SET EXERCISE
Single out the lines of the material that contain "auch" and copy them.

AVAILABLE RECORDS
++++++++++

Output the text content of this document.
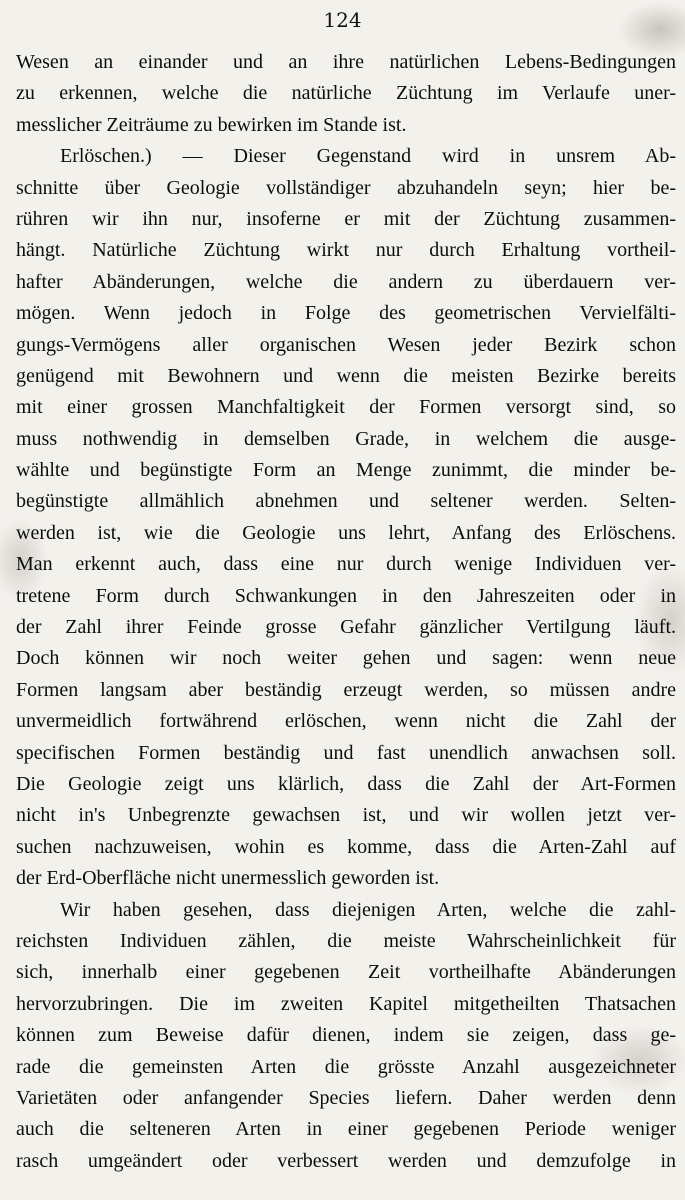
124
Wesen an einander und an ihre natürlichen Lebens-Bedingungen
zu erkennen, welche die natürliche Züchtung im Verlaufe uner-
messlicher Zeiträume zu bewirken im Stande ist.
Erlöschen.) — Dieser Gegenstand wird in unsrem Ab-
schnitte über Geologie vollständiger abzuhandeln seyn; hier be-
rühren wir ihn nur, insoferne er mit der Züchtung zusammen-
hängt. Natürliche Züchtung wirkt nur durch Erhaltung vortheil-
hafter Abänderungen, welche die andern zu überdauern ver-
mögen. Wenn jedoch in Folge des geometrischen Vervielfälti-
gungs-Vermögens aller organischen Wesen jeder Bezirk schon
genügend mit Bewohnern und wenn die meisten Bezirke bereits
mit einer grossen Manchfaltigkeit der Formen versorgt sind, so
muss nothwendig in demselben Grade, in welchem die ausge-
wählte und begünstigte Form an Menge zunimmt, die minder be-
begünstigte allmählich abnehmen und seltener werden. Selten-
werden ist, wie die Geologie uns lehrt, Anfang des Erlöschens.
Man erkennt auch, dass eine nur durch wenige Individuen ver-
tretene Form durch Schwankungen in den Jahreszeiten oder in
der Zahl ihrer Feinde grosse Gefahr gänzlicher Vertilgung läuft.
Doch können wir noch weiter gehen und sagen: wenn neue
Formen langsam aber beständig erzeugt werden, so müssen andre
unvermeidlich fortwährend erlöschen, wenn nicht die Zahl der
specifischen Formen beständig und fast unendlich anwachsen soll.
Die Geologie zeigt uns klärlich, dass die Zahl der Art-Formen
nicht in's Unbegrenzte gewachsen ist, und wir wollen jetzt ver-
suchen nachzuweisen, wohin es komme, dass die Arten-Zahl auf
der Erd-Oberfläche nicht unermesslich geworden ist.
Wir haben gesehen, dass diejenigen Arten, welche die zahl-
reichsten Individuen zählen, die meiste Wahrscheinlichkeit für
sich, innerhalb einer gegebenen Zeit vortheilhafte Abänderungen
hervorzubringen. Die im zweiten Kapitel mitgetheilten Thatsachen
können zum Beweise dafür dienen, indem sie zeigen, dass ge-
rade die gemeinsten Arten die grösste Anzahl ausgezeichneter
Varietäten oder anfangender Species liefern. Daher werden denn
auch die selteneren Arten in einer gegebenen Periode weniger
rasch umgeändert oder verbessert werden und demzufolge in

++++++++++

EXERCISE ANSWER
Man erkennt auch, dass eine nur durch wenige Individuen ver-
auch die selteneren Arten in einer gegebenen Periode weniger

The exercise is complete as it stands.